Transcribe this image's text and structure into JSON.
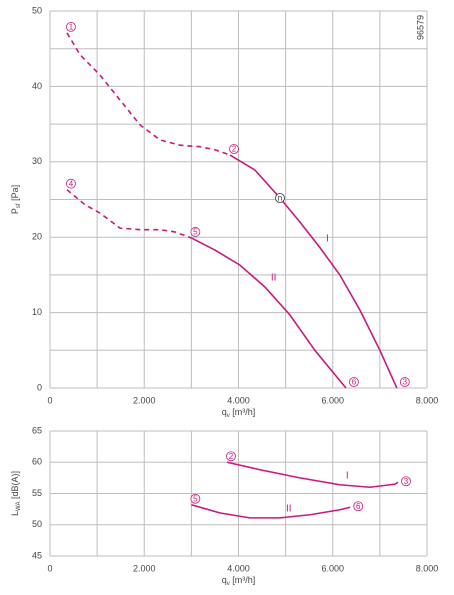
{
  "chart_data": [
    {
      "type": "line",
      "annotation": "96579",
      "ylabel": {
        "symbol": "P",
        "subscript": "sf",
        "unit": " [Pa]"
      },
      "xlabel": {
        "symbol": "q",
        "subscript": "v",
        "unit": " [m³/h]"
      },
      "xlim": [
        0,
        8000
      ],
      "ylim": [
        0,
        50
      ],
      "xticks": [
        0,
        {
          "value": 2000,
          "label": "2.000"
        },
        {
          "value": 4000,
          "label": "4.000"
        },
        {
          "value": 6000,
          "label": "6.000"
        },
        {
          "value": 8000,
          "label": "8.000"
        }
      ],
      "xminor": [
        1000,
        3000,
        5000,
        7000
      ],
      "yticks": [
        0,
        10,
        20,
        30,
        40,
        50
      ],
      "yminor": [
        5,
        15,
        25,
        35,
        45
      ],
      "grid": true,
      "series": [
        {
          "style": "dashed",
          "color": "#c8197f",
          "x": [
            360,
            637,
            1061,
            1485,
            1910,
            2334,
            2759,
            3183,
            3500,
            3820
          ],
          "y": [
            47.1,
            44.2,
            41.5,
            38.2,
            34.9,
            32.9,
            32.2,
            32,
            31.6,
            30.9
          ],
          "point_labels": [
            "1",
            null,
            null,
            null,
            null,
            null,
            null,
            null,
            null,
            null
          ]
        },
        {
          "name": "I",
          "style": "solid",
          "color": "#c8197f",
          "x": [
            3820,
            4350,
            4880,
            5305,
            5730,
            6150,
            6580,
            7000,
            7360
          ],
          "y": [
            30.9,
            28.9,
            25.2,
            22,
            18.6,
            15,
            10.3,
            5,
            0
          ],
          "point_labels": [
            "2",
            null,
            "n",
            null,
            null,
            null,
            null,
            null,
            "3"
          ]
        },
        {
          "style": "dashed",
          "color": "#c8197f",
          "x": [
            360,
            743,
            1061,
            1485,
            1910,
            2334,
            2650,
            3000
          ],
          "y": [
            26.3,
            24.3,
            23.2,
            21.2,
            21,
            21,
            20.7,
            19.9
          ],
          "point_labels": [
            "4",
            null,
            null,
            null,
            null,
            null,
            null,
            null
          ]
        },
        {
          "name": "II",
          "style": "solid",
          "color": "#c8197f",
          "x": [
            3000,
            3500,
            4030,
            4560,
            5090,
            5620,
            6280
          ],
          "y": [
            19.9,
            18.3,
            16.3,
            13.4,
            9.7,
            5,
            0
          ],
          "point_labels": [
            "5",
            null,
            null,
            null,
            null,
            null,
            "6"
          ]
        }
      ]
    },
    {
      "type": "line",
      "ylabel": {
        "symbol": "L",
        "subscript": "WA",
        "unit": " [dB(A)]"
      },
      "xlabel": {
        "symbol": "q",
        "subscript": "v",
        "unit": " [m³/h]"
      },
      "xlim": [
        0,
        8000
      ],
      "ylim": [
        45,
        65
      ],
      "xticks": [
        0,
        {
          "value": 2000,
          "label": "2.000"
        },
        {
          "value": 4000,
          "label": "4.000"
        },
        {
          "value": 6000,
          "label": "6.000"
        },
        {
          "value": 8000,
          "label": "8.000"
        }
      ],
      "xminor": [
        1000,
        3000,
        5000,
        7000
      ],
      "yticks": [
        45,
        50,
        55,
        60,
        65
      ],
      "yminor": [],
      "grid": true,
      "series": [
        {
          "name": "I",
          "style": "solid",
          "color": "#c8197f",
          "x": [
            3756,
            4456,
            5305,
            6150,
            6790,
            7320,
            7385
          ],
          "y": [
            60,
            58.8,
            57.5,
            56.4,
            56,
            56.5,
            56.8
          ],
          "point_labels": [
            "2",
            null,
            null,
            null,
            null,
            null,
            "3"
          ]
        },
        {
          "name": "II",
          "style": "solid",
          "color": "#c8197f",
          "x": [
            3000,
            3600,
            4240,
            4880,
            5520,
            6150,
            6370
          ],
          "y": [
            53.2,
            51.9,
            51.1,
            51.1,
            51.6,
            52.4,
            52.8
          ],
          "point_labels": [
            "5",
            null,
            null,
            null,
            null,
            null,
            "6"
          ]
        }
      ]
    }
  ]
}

--

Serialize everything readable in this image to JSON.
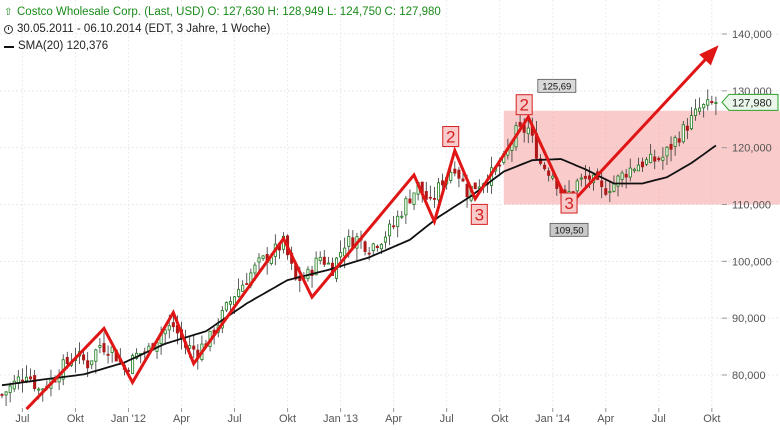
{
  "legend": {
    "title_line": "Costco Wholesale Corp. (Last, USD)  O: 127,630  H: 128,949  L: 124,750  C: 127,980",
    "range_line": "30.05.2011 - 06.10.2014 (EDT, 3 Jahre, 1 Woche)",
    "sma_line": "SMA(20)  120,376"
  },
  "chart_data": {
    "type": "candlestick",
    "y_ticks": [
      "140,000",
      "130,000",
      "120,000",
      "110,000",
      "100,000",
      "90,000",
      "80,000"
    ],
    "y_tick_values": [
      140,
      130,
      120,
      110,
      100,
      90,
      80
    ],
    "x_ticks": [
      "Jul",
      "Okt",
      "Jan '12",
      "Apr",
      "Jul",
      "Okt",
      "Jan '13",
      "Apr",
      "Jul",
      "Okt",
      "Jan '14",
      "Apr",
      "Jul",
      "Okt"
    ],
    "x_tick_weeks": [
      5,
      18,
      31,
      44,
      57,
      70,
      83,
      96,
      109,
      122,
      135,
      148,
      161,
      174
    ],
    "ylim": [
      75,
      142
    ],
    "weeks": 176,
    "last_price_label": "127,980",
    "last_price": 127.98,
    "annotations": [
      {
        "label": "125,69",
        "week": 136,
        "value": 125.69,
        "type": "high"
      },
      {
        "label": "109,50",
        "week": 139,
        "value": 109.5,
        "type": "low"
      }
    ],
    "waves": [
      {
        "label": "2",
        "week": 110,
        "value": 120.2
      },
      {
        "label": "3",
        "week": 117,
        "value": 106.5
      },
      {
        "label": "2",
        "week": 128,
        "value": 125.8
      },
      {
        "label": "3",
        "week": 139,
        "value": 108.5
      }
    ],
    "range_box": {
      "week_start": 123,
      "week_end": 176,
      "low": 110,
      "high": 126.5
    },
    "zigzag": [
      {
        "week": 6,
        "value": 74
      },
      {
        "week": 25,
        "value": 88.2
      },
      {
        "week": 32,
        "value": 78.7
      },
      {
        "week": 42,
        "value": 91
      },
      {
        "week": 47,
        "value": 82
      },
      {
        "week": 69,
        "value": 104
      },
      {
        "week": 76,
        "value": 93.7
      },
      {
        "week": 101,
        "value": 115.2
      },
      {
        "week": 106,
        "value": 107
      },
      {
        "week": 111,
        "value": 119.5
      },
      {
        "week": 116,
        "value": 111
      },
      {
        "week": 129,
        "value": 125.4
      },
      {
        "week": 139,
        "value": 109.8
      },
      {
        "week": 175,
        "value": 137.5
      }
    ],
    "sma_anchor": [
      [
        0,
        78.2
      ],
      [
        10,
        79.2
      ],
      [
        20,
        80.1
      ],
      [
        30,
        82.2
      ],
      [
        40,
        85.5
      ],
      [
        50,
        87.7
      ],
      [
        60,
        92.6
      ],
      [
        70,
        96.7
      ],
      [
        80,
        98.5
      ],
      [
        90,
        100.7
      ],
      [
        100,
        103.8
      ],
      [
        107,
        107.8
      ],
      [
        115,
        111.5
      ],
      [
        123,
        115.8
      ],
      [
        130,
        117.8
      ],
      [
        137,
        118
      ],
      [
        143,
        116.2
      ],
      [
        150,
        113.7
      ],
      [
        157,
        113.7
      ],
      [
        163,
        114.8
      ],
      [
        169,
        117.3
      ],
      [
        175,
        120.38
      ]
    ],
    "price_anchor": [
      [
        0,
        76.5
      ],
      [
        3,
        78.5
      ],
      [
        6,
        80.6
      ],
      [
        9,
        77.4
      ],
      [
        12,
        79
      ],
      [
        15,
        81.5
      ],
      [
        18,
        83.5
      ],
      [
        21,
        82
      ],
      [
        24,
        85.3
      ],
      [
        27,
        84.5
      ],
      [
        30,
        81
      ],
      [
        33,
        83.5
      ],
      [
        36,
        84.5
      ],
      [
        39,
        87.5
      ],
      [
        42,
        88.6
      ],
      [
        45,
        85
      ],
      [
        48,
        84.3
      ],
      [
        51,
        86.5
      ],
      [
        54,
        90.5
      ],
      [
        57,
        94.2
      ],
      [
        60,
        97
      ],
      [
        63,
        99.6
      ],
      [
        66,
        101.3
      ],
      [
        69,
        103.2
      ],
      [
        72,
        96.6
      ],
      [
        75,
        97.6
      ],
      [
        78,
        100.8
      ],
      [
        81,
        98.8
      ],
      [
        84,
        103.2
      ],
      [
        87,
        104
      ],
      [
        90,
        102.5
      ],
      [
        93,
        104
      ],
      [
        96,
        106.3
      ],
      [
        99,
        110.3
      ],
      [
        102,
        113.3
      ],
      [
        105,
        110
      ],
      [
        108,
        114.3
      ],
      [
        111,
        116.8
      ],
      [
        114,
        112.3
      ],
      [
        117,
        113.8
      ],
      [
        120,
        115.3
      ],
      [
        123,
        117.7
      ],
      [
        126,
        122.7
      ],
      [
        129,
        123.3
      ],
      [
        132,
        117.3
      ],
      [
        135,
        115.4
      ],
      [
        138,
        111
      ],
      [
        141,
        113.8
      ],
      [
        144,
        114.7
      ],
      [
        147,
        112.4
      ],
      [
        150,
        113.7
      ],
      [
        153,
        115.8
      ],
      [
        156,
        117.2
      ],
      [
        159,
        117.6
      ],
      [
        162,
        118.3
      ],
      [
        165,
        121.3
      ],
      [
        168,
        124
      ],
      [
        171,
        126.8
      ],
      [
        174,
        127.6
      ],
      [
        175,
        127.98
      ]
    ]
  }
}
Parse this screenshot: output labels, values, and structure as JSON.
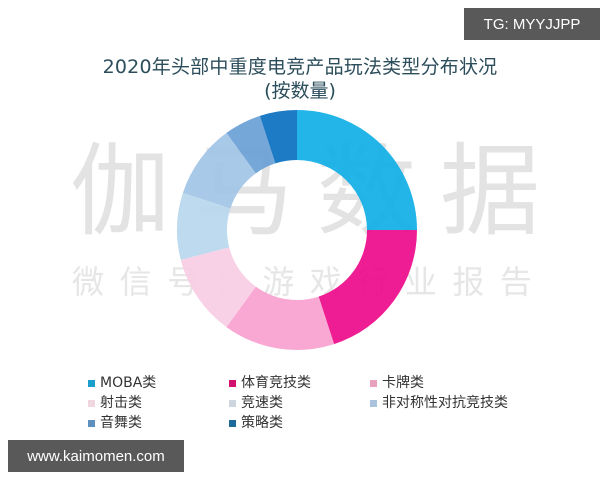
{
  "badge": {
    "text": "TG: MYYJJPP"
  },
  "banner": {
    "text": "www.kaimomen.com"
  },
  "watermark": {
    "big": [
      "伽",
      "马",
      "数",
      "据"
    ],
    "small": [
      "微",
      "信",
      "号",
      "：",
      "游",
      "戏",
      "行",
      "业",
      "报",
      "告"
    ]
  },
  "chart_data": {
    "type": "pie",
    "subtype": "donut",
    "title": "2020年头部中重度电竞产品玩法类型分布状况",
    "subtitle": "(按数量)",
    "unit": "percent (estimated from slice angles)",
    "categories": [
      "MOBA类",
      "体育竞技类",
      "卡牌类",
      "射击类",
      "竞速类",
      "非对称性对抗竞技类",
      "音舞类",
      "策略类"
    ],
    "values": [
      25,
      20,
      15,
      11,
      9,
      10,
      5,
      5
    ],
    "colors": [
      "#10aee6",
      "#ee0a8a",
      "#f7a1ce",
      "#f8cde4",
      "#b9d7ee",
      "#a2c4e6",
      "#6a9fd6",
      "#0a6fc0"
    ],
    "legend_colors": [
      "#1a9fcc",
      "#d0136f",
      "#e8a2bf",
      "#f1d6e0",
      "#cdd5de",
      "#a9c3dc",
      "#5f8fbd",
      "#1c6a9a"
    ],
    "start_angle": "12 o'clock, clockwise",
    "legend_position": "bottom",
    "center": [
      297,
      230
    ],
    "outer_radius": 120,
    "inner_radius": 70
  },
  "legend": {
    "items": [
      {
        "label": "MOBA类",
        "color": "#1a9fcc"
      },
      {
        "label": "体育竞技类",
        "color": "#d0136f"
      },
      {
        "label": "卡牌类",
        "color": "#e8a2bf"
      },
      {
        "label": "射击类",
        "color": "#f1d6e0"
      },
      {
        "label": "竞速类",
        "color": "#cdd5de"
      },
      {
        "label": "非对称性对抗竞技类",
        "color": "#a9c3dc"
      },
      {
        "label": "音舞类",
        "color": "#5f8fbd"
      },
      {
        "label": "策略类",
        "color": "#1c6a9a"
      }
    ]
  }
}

### DIRECTIVE
From the listing above, return each line with the word "image".

### COMPLETE OUTPUT
Transcribe this image's text and structure into JSON.
Serialize everything readable in this image to JSON.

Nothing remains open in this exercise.